** Start **
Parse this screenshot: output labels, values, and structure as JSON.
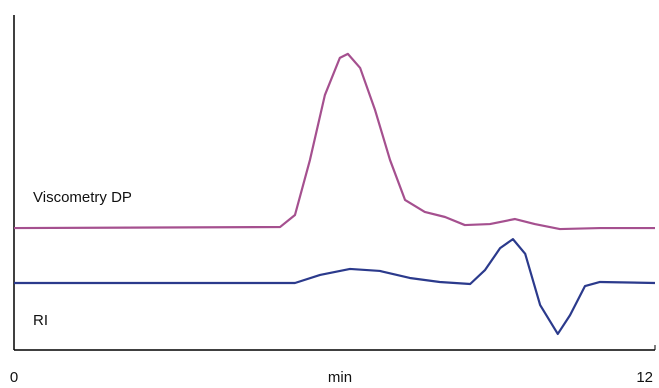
{
  "chart_data": {
    "type": "line",
    "xlabel": "min",
    "x_series_note_free": true,
    "xlim": [
      0,
      12
    ],
    "xticks": [
      0,
      12
    ],
    "ylim": [
      0,
      100
    ],
    "series": [
      {
        "name": "Viscometry DP",
        "color": "#a5508f",
        "x": [
          0,
          4.98,
          5.26,
          5.54,
          5.82,
          6.1,
          6.25,
          6.48,
          6.76,
          7.04,
          7.32,
          7.69,
          8.07,
          8.44,
          8.91,
          9.38,
          9.75,
          10.22,
          10.97,
          12
        ],
        "values": [
          36.4,
          36.7,
          40.3,
          56.7,
          76.1,
          87.2,
          88.4,
          84.2,
          71.6,
          56.7,
          44.8,
          41.2,
          39.7,
          37.3,
          37.6,
          39.1,
          37.6,
          36.1,
          36.4,
          36.4
        ]
      },
      {
        "name": "RI",
        "color": "#2b3a8c",
        "x": [
          0,
          5.26,
          5.73,
          6.29,
          6.85,
          7.41,
          7.97,
          8.54,
          8.82,
          9.1,
          9.34,
          9.57,
          9.85,
          10.18,
          10.41,
          10.69,
          10.97,
          12
        ],
        "values": [
          20,
          20,
          22.4,
          24.2,
          23.6,
          21.5,
          20.3,
          19.7,
          23.9,
          30.4,
          33.1,
          28.7,
          13.4,
          4.8,
          10.4,
          19.1,
          20.3,
          20
        ]
      }
    ]
  }
}
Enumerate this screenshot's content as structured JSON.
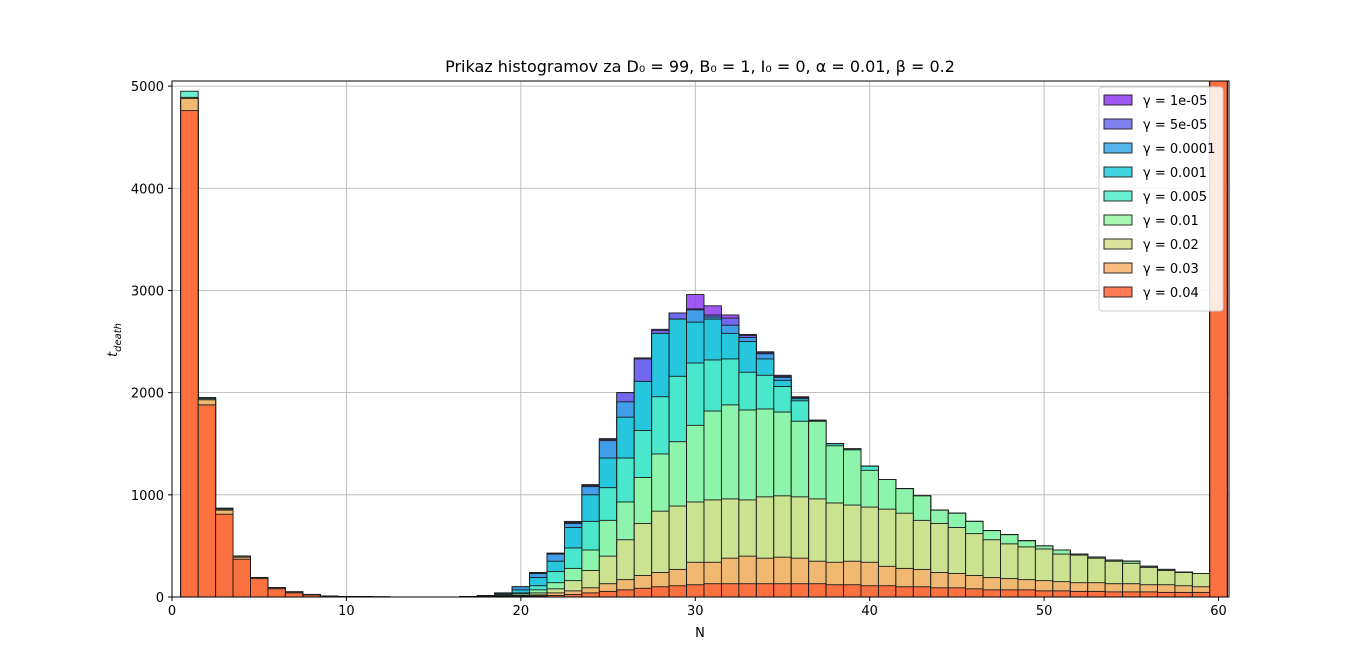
{
  "chart_data": {
    "type": "bar",
    "subtype": "overlaid-histogram",
    "title": "Prikaz histogramov za D₀ = 99, B₀ = 1, I₀ = 0, α = 0.01, β = 0.2",
    "xlabel": "N",
    "ylabel": "t_death",
    "xlim": [
      0,
      60.6
    ],
    "ylim": [
      0,
      5050
    ],
    "xticks": [
      0,
      10,
      20,
      30,
      40,
      50,
      60
    ],
    "yticks": [
      0,
      1000,
      2000,
      3000,
      4000,
      5000
    ],
    "grid": true,
    "legend_position": "top-right",
    "bins": [
      1,
      2,
      3,
      4,
      5,
      6,
      7,
      8,
      9,
      10,
      11,
      12,
      13,
      14,
      15,
      16,
      17,
      18,
      19,
      20,
      21,
      22,
      23,
      24,
      25,
      26,
      27,
      28,
      29,
      30,
      31,
      32,
      33,
      34,
      35,
      36,
      37,
      38,
      39,
      40,
      41,
      42,
      43,
      44,
      45,
      46,
      47,
      48,
      49,
      50,
      51,
      52,
      53,
      54,
      55,
      56,
      57,
      58,
      59,
      60
    ],
    "series": [
      {
        "name": "γ = 1e-05",
        "color": "#8e3cf0",
        "values": [
          4700,
          1950,
          860,
          400,
          190,
          90,
          50,
          25,
          10,
          5,
          2,
          1,
          0,
          0,
          0,
          0,
          5,
          15,
          40,
          100,
          240,
          430,
          740,
          1100,
          1550,
          2000,
          2340,
          2620,
          2780,
          2960,
          2850,
          2760,
          2570,
          2400,
          2170,
          1960,
          1730,
          1500,
          1450,
          1280,
          1150,
          1060,
          990,
          850,
          820,
          740,
          650,
          610,
          550,
          500,
          460,
          420,
          390,
          360,
          350,
          300,
          270,
          245,
          230,
          5050
        ]
      },
      {
        "name": "γ = 5e-05",
        "color": "#6a6cf0",
        "values": [
          4700,
          1950,
          860,
          400,
          190,
          90,
          50,
          25,
          10,
          5,
          2,
          1,
          0,
          0,
          0,
          0,
          5,
          15,
          40,
          100,
          235,
          425,
          730,
          1090,
          1540,
          2000,
          2330,
          2610,
          2780,
          2820,
          2760,
          2730,
          2560,
          2390,
          2160,
          1950,
          1730,
          1500,
          1450,
          1280,
          1150,
          1060,
          990,
          850,
          820,
          740,
          650,
          610,
          550,
          500,
          460,
          420,
          390,
          360,
          350,
          300,
          270,
          245,
          230,
          5050
        ]
      },
      {
        "name": "γ = 0.0001",
        "color": "#38a8e8",
        "values": [
          4710,
          1950,
          860,
          400,
          190,
          90,
          50,
          25,
          10,
          5,
          2,
          1,
          0,
          0,
          0,
          0,
          5,
          15,
          40,
          100,
          230,
          420,
          720,
          1080,
          1530,
          1910,
          2110,
          2580,
          2720,
          2810,
          2740,
          2660,
          2540,
          2380,
          2150,
          1950,
          1730,
          1500,
          1450,
          1280,
          1150,
          1060,
          990,
          850,
          820,
          740,
          650,
          610,
          550,
          500,
          460,
          420,
          390,
          360,
          350,
          300,
          270,
          245,
          230,
          5050
        ]
      },
      {
        "name": "γ = 0.001",
        "color": "#22ccdc",
        "values": [
          4750,
          1950,
          860,
          400,
          190,
          90,
          50,
          25,
          10,
          5,
          2,
          1,
          0,
          0,
          0,
          0,
          5,
          15,
          30,
          70,
          190,
          350,
          680,
          1000,
          1360,
          1760,
          2110,
          2580,
          2720,
          2690,
          2720,
          2580,
          2500,
          2330,
          2120,
          1940,
          1720,
          1500,
          1450,
          1280,
          1150,
          1060,
          990,
          850,
          820,
          740,
          650,
          610,
          550,
          500,
          460,
          420,
          390,
          360,
          350,
          300,
          270,
          245,
          230,
          5050
        ]
      },
      {
        "name": "γ = 0.005",
        "color": "#50ecc8",
        "values": [
          4950,
          1950,
          870,
          400,
          190,
          90,
          50,
          25,
          10,
          5,
          2,
          1,
          0,
          0,
          0,
          0,
          5,
          10,
          20,
          40,
          110,
          250,
          480,
          740,
          1070,
          1360,
          1630,
          1960,
          2160,
          2290,
          2320,
          2330,
          2200,
          2170,
          2060,
          1920,
          1720,
          1500,
          1450,
          1280,
          1150,
          1060,
          990,
          850,
          820,
          740,
          650,
          610,
          550,
          500,
          460,
          420,
          390,
          360,
          350,
          300,
          270,
          245,
          230,
          5050
        ]
      },
      {
        "name": "γ = 0.01",
        "color": "#98f6a6",
        "values": [
          4880,
          1930,
          860,
          400,
          190,
          90,
          50,
          25,
          10,
          5,
          2,
          1,
          0,
          0,
          0,
          0,
          5,
          10,
          20,
          30,
          70,
          140,
          280,
          460,
          750,
          930,
          1170,
          1400,
          1520,
          1680,
          1820,
          1880,
          1830,
          1840,
          1810,
          1720,
          1720,
          1480,
          1440,
          1240,
          1150,
          1060,
          990,
          850,
          820,
          740,
          650,
          610,
          550,
          500,
          460,
          420,
          390,
          360,
          350,
          300,
          270,
          245,
          230,
          5050
        ]
      },
      {
        "name": "γ = 0.02",
        "color": "#d6de8c",
        "values": [
          4890,
          1940,
          860,
          400,
          190,
          90,
          50,
          25,
          10,
          5,
          2,
          1,
          0,
          0,
          0,
          0,
          0,
          5,
          10,
          15,
          40,
          80,
          160,
          260,
          400,
          560,
          720,
          840,
          890,
          930,
          950,
          960,
          950,
          980,
          990,
          980,
          960,
          920,
          900,
          880,
          860,
          820,
          750,
          720,
          680,
          620,
          560,
          520,
          490,
          470,
          420,
          410,
          380,
          350,
          330,
          290,
          260,
          240,
          230,
          5050
        ]
      },
      {
        "name": "γ = 0.03",
        "color": "#f7b06a",
        "values": [
          4880,
          1930,
          850,
          390,
          190,
          90,
          50,
          25,
          10,
          5,
          2,
          1,
          0,
          0,
          0,
          0,
          0,
          0,
          5,
          10,
          20,
          40,
          60,
          90,
          130,
          170,
          210,
          240,
          270,
          340,
          340,
          380,
          400,
          380,
          390,
          380,
          350,
          340,
          350,
          340,
          300,
          280,
          270,
          240,
          230,
          210,
          190,
          180,
          170,
          160,
          150,
          140,
          140,
          130,
          130,
          120,
          120,
          110,
          100,
          5050
        ]
      },
      {
        "name": "γ = 0.04",
        "color": "#ff6438",
        "values": [
          4760,
          1880,
          810,
          370,
          180,
          80,
          40,
          20,
          10,
          5,
          2,
          1,
          0,
          0,
          0,
          0,
          0,
          0,
          2,
          5,
          10,
          15,
          25,
          40,
          55,
          70,
          85,
          100,
          110,
          120,
          130,
          130,
          130,
          130,
          130,
          130,
          130,
          120,
          120,
          110,
          110,
          100,
          100,
          90,
          90,
          80,
          70,
          70,
          70,
          60,
          60,
          55,
          55,
          50,
          50,
          50,
          45,
          45,
          45,
          5050
        ]
      }
    ]
  }
}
** End **
* **TASK**
Using the listing above, pick out each line that contains the word "this", then copy it.

* **OUTPUT OF THE EXERCISE**
Parse this screenshot: output labels, values, and structure as JSON.
Enumerate this screenshot's content as structured JSON.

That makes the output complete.